Output all entries verbatim. Skip pictures.

"""

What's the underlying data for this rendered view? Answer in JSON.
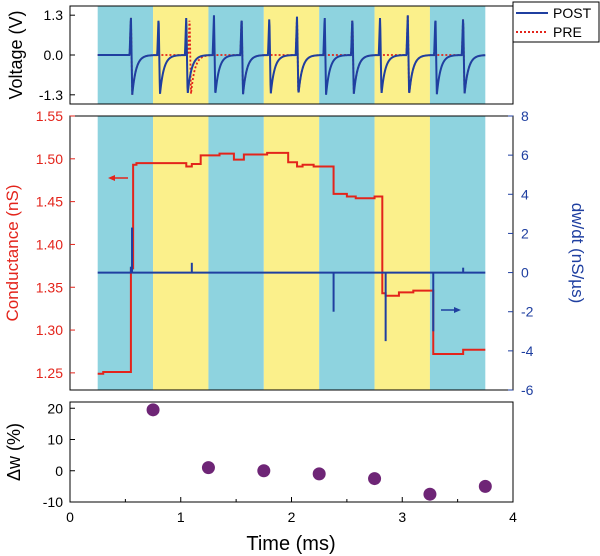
{
  "colors": {
    "cyan": "#8ed3df",
    "yellow": "#fbf08b",
    "post": "#1f3fa0",
    "pre": "#e3241b",
    "conductance": "#e3241b",
    "dwdt": "#1f3fa0",
    "dots": "#6e2576",
    "axis": "#000000"
  },
  "chart_data": [
    {
      "type": "line",
      "name": "voltage-panel",
      "ylabel": "Voltage (V)",
      "ylim": [
        -1.6,
        1.6
      ],
      "yticks": [
        -1.3,
        0.0,
        1.3
      ],
      "ytick_labels": [
        "-1.3",
        "0.0",
        "1.3"
      ],
      "xlim": [
        0,
        4
      ],
      "background_bands": {
        "start": 0.25,
        "width": 0.5,
        "colors": [
          "cyan",
          "yellow",
          "cyan",
          "yellow",
          "cyan",
          "yellow",
          "cyan"
        ]
      },
      "legend": {
        "placement": "top-right",
        "entries": [
          "POST",
          "PRE"
        ]
      },
      "series": [
        {
          "name": "POST",
          "style": "solid",
          "spike_times": [
            0.55,
            0.8,
            1.05,
            1.3,
            1.55,
            1.8,
            2.05,
            2.3,
            2.55,
            2.8,
            3.05,
            3.3,
            3.55
          ],
          "peak": 1.3,
          "trough": -1.3
        },
        {
          "name": "PRE",
          "style": "dotted",
          "spike_times": [
            0.55,
            1.08,
            1.55,
            2.05,
            2.55,
            3.05,
            3.55
          ],
          "peak": 1.3,
          "trough": -1.3
        }
      ]
    },
    {
      "type": "line",
      "name": "conductance-panel",
      "ylabel": "Conductance (nS)",
      "ylim": [
        1.23,
        1.55
      ],
      "yticks": [
        1.25,
        1.3,
        1.35,
        1.4,
        1.45,
        1.5,
        1.55
      ],
      "ytick_labels": [
        "1.25",
        "1.30",
        "1.35",
        "1.40",
        "1.45",
        "1.50",
        "1.55"
      ],
      "y2label": "dw/dt (nS/µs)",
      "y2lim": [
        -6,
        8
      ],
      "y2ticks": [
        -6,
        -4,
        -2,
        0,
        2,
        4,
        6,
        8
      ],
      "y2tick_labels": [
        "-6",
        "-4",
        "-2",
        "0",
        "2",
        "4",
        "6",
        "8"
      ],
      "xlim": [
        0,
        4
      ],
      "series": [
        {
          "name": "Conductance",
          "axis": "left",
          "x": [
            0.25,
            0.3,
            0.3,
            0.55,
            0.55,
            0.57,
            0.57,
            0.6,
            0.6,
            1.05,
            1.05,
            1.1,
            1.1,
            1.18,
            1.18,
            1.35,
            1.35,
            1.48,
            1.48,
            1.57,
            1.57,
            1.78,
            1.78,
            1.97,
            1.97,
            2.05,
            2.05,
            2.1,
            2.1,
            2.2,
            2.2,
            2.38,
            2.38,
            2.5,
            2.5,
            2.58,
            2.58,
            2.75,
            2.75,
            2.82,
            2.82,
            2.85,
            2.85,
            2.97,
            2.97,
            3.1,
            3.1,
            3.28,
            3.28,
            3.55,
            3.55,
            3.75
          ],
          "y": [
            1.249,
            1.249,
            1.251,
            1.251,
            1.372,
            1.372,
            1.493,
            1.493,
            1.495,
            1.495,
            1.491,
            1.491,
            1.494,
            1.494,
            1.504,
            1.504,
            1.506,
            1.506,
            1.499,
            1.499,
            1.505,
            1.505,
            1.507,
            1.507,
            1.496,
            1.496,
            1.491,
            1.491,
            1.493,
            1.493,
            1.491,
            1.491,
            1.459,
            1.459,
            1.456,
            1.456,
            1.454,
            1.454,
            1.456,
            1.456,
            1.343,
            1.343,
            1.34,
            1.34,
            1.344,
            1.344,
            1.346,
            1.346,
            1.272,
            1.272,
            1.277,
            1.277
          ]
        },
        {
          "name": "dw/dt",
          "axis": "right",
          "baseline": 0,
          "xlim_baseline": [
            0.25,
            3.75
          ],
          "spikes": [
            {
              "x": 0.55,
              "value": 0.3
            },
            {
              "x": 0.56,
              "value": 2.3
            },
            {
              "x": 1.1,
              "value": 0.5
            },
            {
              "x": 2.38,
              "value": -2.0
            },
            {
              "x": 2.85,
              "value": -3.5
            },
            {
              "x": 3.28,
              "value": -3.0
            },
            {
              "x": 3.55,
              "value": 0.25
            }
          ]
        }
      ]
    },
    {
      "type": "scatter",
      "name": "dw-panel",
      "ylabel": "Δw (%)",
      "xlabel": "Time (ms)",
      "ylim": [
        -10,
        22
      ],
      "yticks": [
        -10,
        0,
        10,
        20
      ],
      "ytick_labels": [
        "-10",
        "0",
        "10",
        "20"
      ],
      "xlim": [
        0,
        4
      ],
      "xticks": [
        0,
        1,
        2,
        3,
        4
      ],
      "xtick_labels": [
        "0",
        "1",
        "2",
        "3",
        "4"
      ],
      "series": [
        {
          "name": "Δw",
          "x": [
            0.75,
            1.25,
            1.75,
            2.25,
            2.75,
            3.25,
            3.75
          ],
          "y": [
            19.5,
            1.0,
            0.0,
            -1.0,
            -2.5,
            -7.5,
            -5.0
          ]
        }
      ]
    }
  ]
}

"""

_Answer_:
What's the underlying data for this rendered view? Answer in JSON.
{
  "colors": {
    "cyan": "#8ed3df",
    "yellow": "#fbf08b",
    "post": "#1f3fa0",
    "pre": "#e3241b",
    "conductance": "#e3241b",
    "dwdt": "#1f3fa0",
    "dots": "#6e2576",
    "axis": "#000000"
  },
  "chart_data": [
    {
      "type": "line",
      "name": "voltage-panel",
      "ylabel": "Voltage (V)",
      "ylim": [
        -1.6,
        1.6
      ],
      "yticks": [
        -1.3,
        0.0,
        1.3
      ],
      "ytick_labels": [
        "-1.3",
        "0.0",
        "1.3"
      ],
      "xlim": [
        0,
        4
      ],
      "background_bands": {
        "start": 0.25,
        "width": 0.5,
        "colors": [
          "cyan",
          "yellow",
          "cyan",
          "yellow",
          "cyan",
          "yellow",
          "cyan"
        ]
      },
      "legend": {
        "placement": "top-right",
        "entries": [
          "POST",
          "PRE"
        ]
      },
      "series": [
        {
          "name": "POST",
          "style": "solid",
          "spike_times": [
            0.55,
            0.8,
            1.05,
            1.3,
            1.55,
            1.8,
            2.05,
            2.3,
            2.55,
            2.8,
            3.05,
            3.3,
            3.55
          ],
          "peak": 1.3,
          "trough": -1.3
        },
        {
          "name": "PRE",
          "style": "dotted",
          "spike_times": [
            0.55,
            1.08,
            1.55,
            2.05,
            2.55,
            3.05,
            3.55
          ],
          "peak": 1.3,
          "trough": -1.3
        }
      ]
    },
    {
      "type": "line",
      "name": "conductance-panel",
      "ylabel": "Conductance (nS)",
      "ylim": [
        1.23,
        1.55
      ],
      "yticks": [
        1.25,
        1.3,
        1.35,
        1.4,
        1.45,
        1.5,
        1.55
      ],
      "ytick_labels": [
        "1.25",
        "1.30",
        "1.35",
        "1.40",
        "1.45",
        "1.50",
        "1.55"
      ],
      "y2label": "dw/dt (nS/µs)",
      "y2lim": [
        -6,
        8
      ],
      "y2ticks": [
        -6,
        -4,
        -2,
        0,
        2,
        4,
        6,
        8
      ],
      "y2tick_labels": [
        "-6",
        "-4",
        "-2",
        "0",
        "2",
        "4",
        "6",
        "8"
      ],
      "xlim": [
        0,
        4
      ],
      "series": [
        {
          "name": "Conductance",
          "axis": "left",
          "x": [
            0.25,
            0.3,
            0.3,
            0.55,
            0.55,
            0.57,
            0.57,
            0.6,
            0.6,
            1.05,
            1.05,
            1.1,
            1.1,
            1.18,
            1.18,
            1.35,
            1.35,
            1.48,
            1.48,
            1.57,
            1.57,
            1.78,
            1.78,
            1.97,
            1.97,
            2.05,
            2.05,
            2.1,
            2.1,
            2.2,
            2.2,
            2.38,
            2.38,
            2.5,
            2.5,
            2.58,
            2.58,
            2.75,
            2.75,
            2.82,
            2.82,
            2.85,
            2.85,
            2.97,
            2.97,
            3.1,
            3.1,
            3.28,
            3.28,
            3.55,
            3.55,
            3.75
          ],
          "y": [
            1.249,
            1.249,
            1.251,
            1.251,
            1.372,
            1.372,
            1.493,
            1.493,
            1.495,
            1.495,
            1.491,
            1.491,
            1.494,
            1.494,
            1.504,
            1.504,
            1.506,
            1.506,
            1.499,
            1.499,
            1.505,
            1.505,
            1.507,
            1.507,
            1.496,
            1.496,
            1.491,
            1.491,
            1.493,
            1.493,
            1.491,
            1.491,
            1.459,
            1.459,
            1.456,
            1.456,
            1.454,
            1.454,
            1.456,
            1.456,
            1.343,
            1.343,
            1.34,
            1.34,
            1.344,
            1.344,
            1.346,
            1.346,
            1.272,
            1.272,
            1.277,
            1.277
          ]
        },
        {
          "name": "dw/dt",
          "axis": "right",
          "baseline": 0,
          "xlim_baseline": [
            0.25,
            3.75
          ],
          "spikes": [
            {
              "x": 0.55,
              "value": 0.3
            },
            {
              "x": 0.56,
              "value": 2.3
            },
            {
              "x": 1.1,
              "value": 0.5
            },
            {
              "x": 2.38,
              "value": -2.0
            },
            {
              "x": 2.85,
              "value": -3.5
            },
            {
              "x": 3.28,
              "value": -3.0
            },
            {
              "x": 3.55,
              "value": 0.25
            }
          ]
        }
      ]
    },
    {
      "type": "scatter",
      "name": "dw-panel",
      "ylabel": "Δw (%)",
      "xlabel": "Time (ms)",
      "ylim": [
        -10,
        22
      ],
      "yticks": [
        -10,
        0,
        10,
        20
      ],
      "ytick_labels": [
        "-10",
        "0",
        "10",
        "20"
      ],
      "xlim": [
        0,
        4
      ],
      "xticks": [
        0,
        1,
        2,
        3,
        4
      ],
      "xtick_labels": [
        "0",
        "1",
        "2",
        "3",
        "4"
      ],
      "series": [
        {
          "name": "Δw",
          "x": [
            0.75,
            1.25,
            1.75,
            2.25,
            2.75,
            3.25,
            3.75
          ],
          "y": [
            19.5,
            1.0,
            0.0,
            -1.0,
            -2.5,
            -7.5,
            -5.0
          ]
        }
      ]
    }
  ]
}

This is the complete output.